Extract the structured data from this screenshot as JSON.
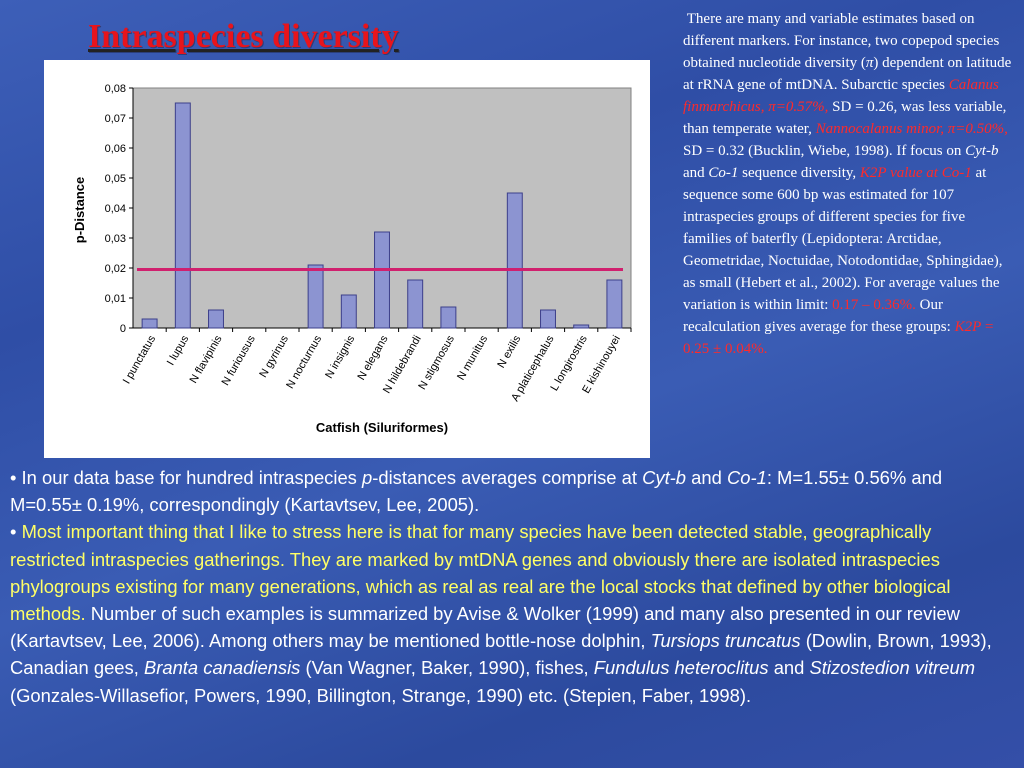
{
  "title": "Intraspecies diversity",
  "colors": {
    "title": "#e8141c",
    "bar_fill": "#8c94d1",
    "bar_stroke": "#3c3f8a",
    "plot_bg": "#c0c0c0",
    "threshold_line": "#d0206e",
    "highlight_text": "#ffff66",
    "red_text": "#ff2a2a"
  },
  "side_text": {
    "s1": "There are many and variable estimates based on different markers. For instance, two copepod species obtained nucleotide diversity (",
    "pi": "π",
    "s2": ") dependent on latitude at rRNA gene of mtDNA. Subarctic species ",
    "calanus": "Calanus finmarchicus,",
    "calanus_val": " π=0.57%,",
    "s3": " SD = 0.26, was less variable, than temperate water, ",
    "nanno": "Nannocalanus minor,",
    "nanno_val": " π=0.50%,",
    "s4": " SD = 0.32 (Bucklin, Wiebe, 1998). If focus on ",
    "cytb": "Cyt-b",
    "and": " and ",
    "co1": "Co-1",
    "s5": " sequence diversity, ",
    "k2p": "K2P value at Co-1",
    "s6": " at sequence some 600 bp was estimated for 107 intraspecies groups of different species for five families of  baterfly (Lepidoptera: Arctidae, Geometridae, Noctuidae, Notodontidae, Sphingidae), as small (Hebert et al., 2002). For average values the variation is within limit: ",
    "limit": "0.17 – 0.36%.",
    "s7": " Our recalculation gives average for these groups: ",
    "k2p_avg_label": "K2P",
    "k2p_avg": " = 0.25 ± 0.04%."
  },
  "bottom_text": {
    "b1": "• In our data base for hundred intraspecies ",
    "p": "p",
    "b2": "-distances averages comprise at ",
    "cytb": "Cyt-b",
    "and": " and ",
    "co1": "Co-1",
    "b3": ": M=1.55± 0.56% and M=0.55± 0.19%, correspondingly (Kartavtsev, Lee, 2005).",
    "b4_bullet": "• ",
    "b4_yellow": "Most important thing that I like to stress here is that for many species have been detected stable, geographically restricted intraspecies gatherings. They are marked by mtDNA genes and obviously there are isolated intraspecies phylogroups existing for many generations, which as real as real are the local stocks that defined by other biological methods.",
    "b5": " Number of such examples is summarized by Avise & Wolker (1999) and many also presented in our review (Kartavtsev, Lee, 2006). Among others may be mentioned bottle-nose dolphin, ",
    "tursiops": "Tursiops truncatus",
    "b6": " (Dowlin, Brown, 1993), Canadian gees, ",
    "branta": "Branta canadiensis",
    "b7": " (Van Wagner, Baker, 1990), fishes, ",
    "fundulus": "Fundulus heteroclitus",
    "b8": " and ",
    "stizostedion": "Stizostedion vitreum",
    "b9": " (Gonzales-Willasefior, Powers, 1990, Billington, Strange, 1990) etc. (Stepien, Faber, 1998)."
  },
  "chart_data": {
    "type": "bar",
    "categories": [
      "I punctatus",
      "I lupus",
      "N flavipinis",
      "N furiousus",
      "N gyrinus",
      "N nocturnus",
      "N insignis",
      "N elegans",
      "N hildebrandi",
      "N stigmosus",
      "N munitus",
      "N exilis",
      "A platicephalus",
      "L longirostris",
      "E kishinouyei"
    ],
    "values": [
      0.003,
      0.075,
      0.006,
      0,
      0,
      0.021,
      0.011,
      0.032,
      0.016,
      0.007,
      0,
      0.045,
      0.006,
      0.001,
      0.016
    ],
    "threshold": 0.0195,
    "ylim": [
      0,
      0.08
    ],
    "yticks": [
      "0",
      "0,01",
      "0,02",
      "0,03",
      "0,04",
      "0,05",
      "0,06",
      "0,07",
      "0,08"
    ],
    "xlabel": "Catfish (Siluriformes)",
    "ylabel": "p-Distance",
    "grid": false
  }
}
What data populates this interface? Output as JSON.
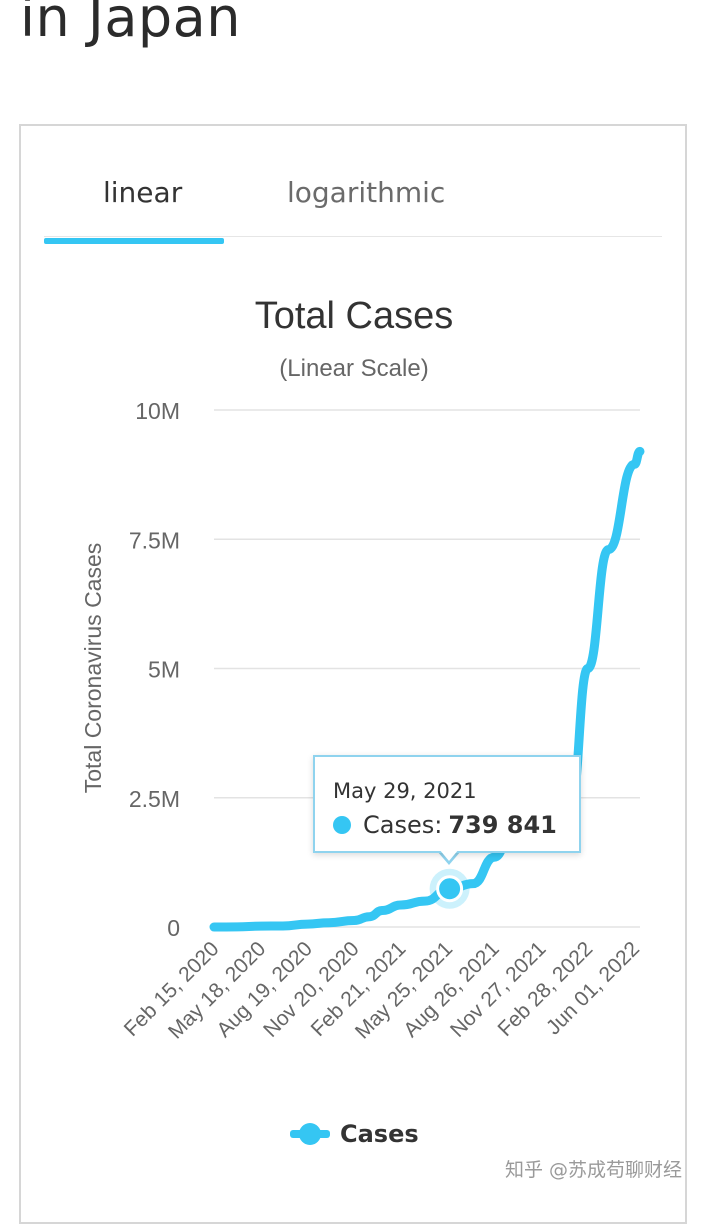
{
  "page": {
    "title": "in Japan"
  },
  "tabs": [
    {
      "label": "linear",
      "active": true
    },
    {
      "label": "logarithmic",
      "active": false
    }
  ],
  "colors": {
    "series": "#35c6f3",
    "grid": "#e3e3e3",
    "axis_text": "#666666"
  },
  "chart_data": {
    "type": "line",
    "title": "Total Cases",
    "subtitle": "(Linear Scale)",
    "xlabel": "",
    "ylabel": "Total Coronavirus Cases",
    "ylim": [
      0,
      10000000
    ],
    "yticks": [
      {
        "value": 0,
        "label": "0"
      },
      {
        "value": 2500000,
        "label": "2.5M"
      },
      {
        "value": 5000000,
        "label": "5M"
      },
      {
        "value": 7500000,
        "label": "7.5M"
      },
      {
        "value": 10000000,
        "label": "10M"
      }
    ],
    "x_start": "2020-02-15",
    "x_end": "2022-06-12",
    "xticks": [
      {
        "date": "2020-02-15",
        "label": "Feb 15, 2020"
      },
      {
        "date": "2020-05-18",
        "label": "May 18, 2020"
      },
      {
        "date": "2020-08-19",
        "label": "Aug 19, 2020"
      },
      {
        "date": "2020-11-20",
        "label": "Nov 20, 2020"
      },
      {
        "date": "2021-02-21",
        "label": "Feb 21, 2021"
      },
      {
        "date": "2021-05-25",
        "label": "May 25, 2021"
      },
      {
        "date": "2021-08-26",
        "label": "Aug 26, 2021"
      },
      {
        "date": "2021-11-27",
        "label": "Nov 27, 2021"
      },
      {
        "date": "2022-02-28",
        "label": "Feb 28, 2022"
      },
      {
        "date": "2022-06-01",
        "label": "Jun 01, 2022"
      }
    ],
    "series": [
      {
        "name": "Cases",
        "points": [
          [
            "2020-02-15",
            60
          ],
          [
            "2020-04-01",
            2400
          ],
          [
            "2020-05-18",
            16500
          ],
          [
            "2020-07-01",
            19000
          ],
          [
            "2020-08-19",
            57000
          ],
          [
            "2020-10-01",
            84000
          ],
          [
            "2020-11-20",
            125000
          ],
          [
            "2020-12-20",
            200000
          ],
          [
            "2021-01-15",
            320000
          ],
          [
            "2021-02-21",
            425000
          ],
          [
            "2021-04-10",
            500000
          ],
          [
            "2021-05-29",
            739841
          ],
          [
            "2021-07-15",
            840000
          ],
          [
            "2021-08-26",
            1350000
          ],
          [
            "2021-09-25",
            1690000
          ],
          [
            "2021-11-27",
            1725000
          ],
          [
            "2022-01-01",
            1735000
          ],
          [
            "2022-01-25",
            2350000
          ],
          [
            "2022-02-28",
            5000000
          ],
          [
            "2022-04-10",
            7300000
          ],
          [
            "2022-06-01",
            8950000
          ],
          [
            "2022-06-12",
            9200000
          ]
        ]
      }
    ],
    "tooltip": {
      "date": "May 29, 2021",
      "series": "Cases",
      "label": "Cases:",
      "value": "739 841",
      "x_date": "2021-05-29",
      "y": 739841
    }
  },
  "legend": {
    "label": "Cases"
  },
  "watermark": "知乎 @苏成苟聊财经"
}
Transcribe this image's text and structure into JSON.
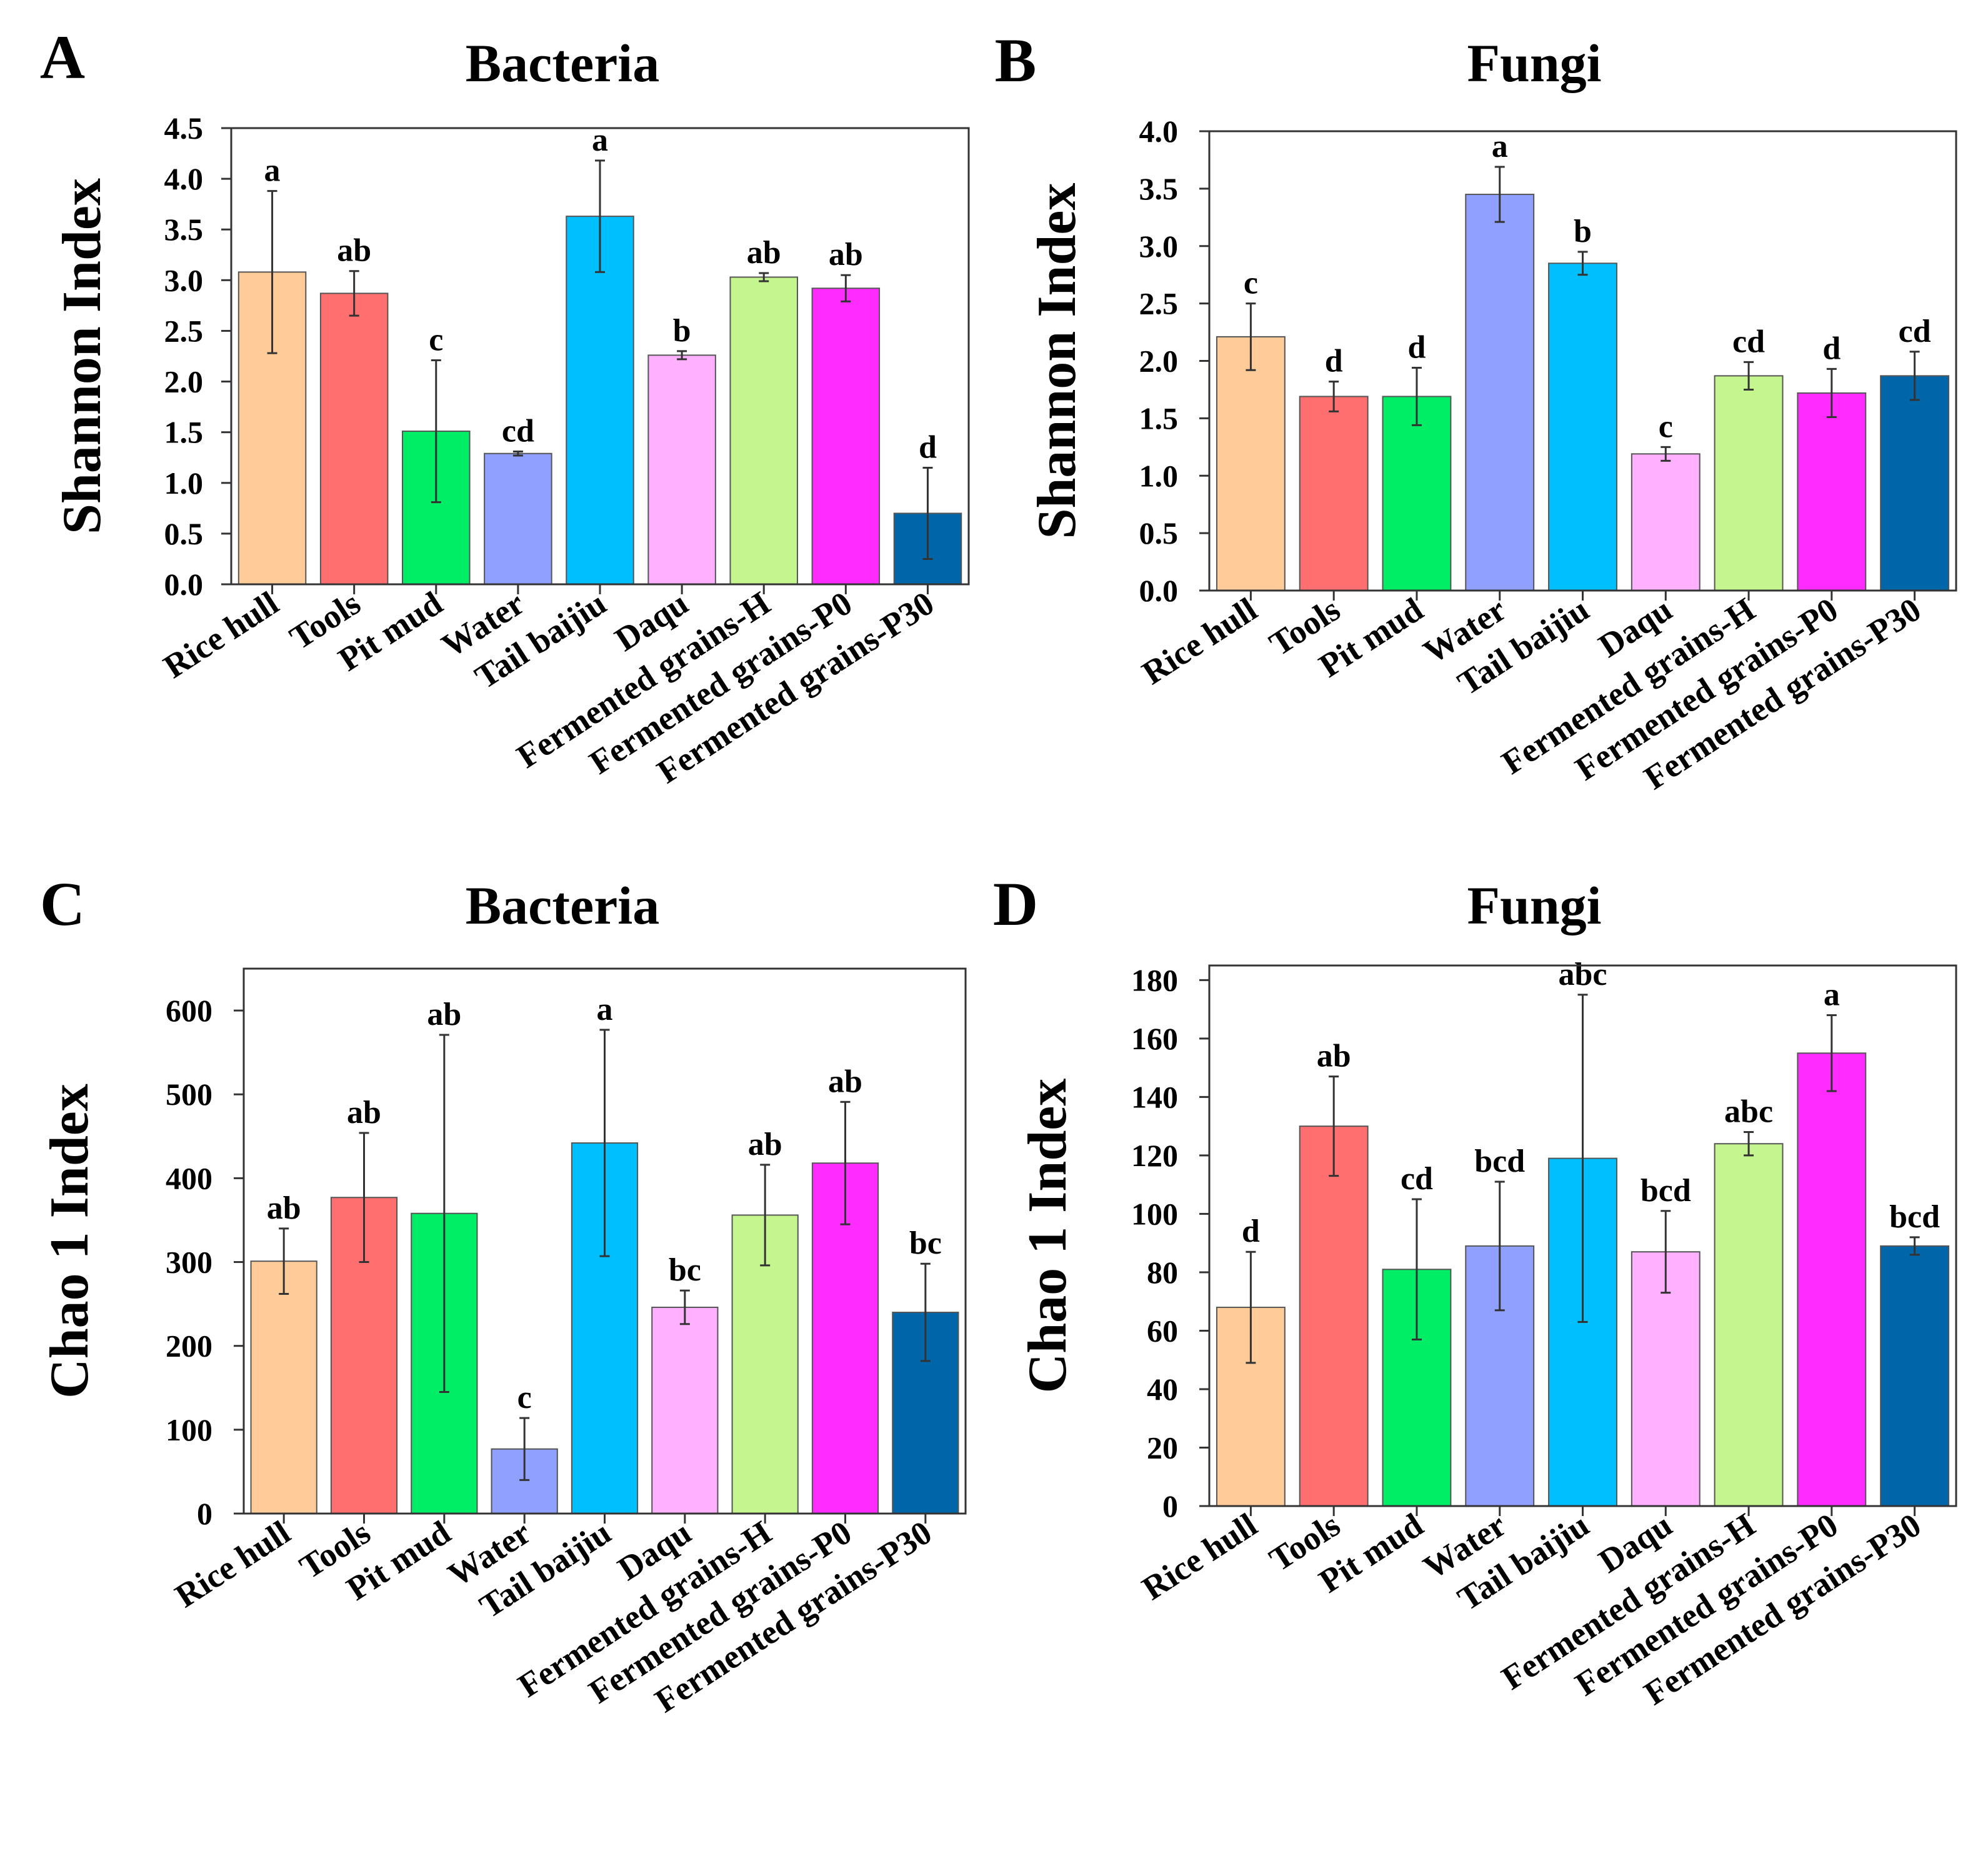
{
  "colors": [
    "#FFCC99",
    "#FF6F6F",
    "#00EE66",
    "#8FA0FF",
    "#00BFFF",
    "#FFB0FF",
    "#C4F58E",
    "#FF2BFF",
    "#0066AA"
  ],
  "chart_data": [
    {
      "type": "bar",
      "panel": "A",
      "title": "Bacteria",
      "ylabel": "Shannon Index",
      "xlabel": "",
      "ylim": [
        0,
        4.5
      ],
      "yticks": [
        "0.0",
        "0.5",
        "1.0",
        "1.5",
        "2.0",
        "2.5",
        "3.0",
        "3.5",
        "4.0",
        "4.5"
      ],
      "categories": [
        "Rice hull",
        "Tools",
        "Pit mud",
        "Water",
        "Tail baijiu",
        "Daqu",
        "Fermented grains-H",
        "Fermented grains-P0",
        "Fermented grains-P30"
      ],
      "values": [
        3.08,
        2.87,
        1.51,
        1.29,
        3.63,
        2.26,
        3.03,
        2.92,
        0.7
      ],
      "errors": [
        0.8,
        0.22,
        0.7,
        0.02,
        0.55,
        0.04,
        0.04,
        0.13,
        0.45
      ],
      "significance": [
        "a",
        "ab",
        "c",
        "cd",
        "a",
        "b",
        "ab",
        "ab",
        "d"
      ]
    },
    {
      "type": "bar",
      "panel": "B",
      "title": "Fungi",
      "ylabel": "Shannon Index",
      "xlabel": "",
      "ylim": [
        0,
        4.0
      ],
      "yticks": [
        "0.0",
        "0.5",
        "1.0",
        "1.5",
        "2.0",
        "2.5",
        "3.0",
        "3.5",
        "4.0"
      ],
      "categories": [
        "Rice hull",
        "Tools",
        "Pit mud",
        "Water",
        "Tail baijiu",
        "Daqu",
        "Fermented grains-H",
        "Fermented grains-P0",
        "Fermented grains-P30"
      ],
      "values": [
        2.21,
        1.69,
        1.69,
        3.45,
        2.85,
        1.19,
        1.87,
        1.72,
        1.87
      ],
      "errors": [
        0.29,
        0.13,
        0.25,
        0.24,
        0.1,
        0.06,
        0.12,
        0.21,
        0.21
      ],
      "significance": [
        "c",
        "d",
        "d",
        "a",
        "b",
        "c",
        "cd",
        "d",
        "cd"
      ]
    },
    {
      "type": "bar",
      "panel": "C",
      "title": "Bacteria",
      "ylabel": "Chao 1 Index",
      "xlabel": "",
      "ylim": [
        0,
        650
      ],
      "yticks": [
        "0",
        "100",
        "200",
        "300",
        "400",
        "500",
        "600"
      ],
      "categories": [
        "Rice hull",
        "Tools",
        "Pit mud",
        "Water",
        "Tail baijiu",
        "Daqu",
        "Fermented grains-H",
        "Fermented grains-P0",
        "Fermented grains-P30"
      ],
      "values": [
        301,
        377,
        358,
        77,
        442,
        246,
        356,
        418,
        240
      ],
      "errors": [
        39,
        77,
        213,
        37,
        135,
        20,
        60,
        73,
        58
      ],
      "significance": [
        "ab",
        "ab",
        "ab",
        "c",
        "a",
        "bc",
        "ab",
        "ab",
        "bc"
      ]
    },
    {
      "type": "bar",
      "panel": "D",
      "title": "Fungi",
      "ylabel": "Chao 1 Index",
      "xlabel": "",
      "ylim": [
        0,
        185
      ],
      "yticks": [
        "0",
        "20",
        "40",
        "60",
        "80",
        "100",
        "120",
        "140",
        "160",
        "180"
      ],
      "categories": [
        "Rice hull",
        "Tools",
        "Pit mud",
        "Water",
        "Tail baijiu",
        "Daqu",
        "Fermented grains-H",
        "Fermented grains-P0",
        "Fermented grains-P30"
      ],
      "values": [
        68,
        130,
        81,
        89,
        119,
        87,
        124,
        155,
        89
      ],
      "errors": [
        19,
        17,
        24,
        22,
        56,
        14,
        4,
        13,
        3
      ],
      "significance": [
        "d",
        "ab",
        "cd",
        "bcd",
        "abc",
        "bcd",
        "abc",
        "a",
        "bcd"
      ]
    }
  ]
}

__What you are asked to do__: Determine the number of lines in the data that include the string "sequence". Only that number belongs in the answer.

__Expected output__: 2